REQUIRED ACTION:
Answer these questions from the Steelers comment thread.
1. In what year did the Texans enter the league?
2. How many 400-yard passing games has Cam Newton had in 4 games this year?
3. Which three opponents are named for the next three weeks?

TEXT PASSAGE:
= = = =


        • Anonymous

          But I think Ryan overreaches when he calls it a bigger reason for our current predicament than the offense. Steeler identity for years has been built around defense, and we were frankly spoiled by last year’s incredible effort. It’s a bit much to expect a historically good run defense every year. So yes, the defense slipping into mediocrity is a shock – but the OL is a far bigger actual problem. 

          The whole NFL is seeing a defensive collapse, brought on primarily I think by the lockout and the new practice rules. Tackling across the league is very poor, and likely to stay that way – if you don’t practice tackling, it’s not going to improve. Practicing tackling during full-contact drills is pretty much out the window now. This is probably a good thing for player health, longevity, and the league’s ratings as offense goes through the roof, but not a good thing for defenses.


      The Ravens game was out of reach thanks to the offense, the texans, thanks to the Defense. There was only one moment during the whole game when the Steelers could be in position to go ahead on the scoreboard, and the defense promptly collapsed and allowed the back breaking Fosrter’s TD.

      Like so many have mentioned before, if the Texans did not scored more offensive points, it was becaused they decided to play low-ball. even before the Johnson’s injury. They were happy to have marathon like drives running, screening and using the TE’s to move the ball.

      I really need to see something diferent from our D-Line and our LB’s, they were abused last sunday.

      By the way, I was at Reliant last Sunday, and a solid 20% of the crowd were Steelers, amazing. Their biggest crowd ever,  thanks to Steeler Nation. And, just as a interesting note, the Texans were talking all week that this could be THE most important victory on their franchise hystory, so, they were ready for this, at least for them, defining moment.

      • EasyLikeSundayMorning

        So, our two losses came against a team that treated a week 1 game like a
        Super Bowl and the other that saw a week 4 game as the biggest win in
        franchise history.  Maybe we need Joey Porter to get into a pre-game fight or something. 

        The Texans entered the league in 2002.  Since then, we have won 11 postseason games and 2 Super Bowls.  In other words, we are all really fortunate to root for the Steelers. 

  • Anonymous

    Do you do these podcasts regularly? Please, link them if you do.

    Also Cam Newton a lock for rookie of the year? If the season ended today, Von Miller should receive that honor, and something tells me his play quality is more sustainable.

    • Cols714

      I don’t know. Cam Newton has two 400 yard passing games and one 300 yard game in 4 games this year. The other one was played in a monsoon. These aren’t normal rookie numbers. These aren’t even normal QB numbers.

      Von Miller has also been fantastic. But he’s more in line with a normal good rookie than what Cam Newton is doing.

      • Anonymous

        That’s totally fair. My opinion is that Von Miller has been more impressive, but Cam Newton has been excellent as well. But, as you said you “don’t know” which I would say means nobody is a lock. But really  pay me no mind; I’ll dispute any point just because I like to argue.

    • http://www.steelerslounge.com/ ryan

      Intropy, will do. Also worth pointing out: my CBS broadcast partner Will Brinson is a huge Cam homer. 

  • Cols714

    I’m normally pretty optimistic about the Steelers and I remain so today. However, a loss in the next three weeks verse the Titans, Jacksonville or Arizona and I think we can safely say that this year is just not going to be the year.

    Unless of course we make up for it by beating NE.

    • Anonymous

      I’m not expecting good things this week. The Titans appear to be a good team this season. If the Steelers take care of them, then there’s cause for optimism.

    • Anonymous

      I’m not expecting good things this week. The Titans appear to be a good team this season. If the Steelers take care of them, then there’s cause for optimism.

= = = =

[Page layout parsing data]

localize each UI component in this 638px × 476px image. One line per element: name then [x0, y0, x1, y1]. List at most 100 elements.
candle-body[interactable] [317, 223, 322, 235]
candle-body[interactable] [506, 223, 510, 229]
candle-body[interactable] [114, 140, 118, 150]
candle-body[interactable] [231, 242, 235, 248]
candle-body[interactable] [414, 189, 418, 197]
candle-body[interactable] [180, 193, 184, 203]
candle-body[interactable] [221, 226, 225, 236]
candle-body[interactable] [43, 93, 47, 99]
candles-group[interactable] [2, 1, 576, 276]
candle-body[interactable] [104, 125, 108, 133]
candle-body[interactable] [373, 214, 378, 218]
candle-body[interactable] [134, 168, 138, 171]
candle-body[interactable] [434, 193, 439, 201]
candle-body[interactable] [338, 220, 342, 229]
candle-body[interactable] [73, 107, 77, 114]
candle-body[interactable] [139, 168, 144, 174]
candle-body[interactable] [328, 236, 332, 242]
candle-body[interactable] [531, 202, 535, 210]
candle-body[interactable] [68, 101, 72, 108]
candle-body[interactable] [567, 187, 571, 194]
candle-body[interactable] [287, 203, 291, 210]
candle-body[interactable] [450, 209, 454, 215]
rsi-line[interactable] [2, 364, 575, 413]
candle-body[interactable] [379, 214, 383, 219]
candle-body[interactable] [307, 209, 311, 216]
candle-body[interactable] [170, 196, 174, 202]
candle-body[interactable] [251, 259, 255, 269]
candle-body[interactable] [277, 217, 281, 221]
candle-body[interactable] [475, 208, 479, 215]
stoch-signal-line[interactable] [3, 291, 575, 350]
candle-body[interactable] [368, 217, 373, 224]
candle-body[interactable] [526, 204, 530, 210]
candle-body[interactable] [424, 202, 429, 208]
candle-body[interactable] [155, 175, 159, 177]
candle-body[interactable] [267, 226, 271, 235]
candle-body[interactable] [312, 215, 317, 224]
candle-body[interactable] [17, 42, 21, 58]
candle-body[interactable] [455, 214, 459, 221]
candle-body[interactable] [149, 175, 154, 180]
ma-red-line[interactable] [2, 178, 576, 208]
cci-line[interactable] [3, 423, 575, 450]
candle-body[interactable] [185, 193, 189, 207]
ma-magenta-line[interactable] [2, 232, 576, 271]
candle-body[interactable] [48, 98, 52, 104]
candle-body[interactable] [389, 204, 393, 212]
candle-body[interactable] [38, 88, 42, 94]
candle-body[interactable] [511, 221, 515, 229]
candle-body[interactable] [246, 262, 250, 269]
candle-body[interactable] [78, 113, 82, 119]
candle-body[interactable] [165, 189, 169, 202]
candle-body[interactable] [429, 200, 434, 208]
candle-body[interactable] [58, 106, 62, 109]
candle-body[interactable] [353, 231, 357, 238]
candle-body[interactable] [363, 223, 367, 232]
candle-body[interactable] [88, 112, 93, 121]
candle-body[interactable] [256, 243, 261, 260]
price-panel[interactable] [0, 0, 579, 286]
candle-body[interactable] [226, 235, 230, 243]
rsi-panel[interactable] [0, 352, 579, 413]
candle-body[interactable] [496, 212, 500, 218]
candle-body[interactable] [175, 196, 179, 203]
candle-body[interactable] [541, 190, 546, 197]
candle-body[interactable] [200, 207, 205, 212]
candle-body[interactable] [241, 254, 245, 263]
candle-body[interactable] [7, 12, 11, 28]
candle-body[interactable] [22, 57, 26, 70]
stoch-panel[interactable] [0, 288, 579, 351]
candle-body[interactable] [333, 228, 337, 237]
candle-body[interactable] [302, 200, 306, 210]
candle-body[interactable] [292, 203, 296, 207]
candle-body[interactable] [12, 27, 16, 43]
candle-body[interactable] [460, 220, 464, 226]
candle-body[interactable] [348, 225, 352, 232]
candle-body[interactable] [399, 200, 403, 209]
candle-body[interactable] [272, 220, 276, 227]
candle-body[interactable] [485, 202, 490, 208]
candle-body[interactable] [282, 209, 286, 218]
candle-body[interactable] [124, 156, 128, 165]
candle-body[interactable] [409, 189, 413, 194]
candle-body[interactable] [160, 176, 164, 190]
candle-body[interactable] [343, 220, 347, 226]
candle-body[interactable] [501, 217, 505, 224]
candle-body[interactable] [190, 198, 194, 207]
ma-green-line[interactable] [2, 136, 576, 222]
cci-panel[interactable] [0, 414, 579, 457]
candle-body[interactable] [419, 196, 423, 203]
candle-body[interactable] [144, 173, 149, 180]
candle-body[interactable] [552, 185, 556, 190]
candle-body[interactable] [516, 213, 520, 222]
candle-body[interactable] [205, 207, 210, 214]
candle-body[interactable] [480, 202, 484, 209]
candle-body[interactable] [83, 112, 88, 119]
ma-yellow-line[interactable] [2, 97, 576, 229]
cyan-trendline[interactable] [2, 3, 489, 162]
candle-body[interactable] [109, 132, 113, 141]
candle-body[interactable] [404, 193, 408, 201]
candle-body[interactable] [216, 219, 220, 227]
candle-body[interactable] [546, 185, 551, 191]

= = = =

YOUR RESPONSE:
1. 2002
2. Two
3. The Titans, Jacksonville and Arizona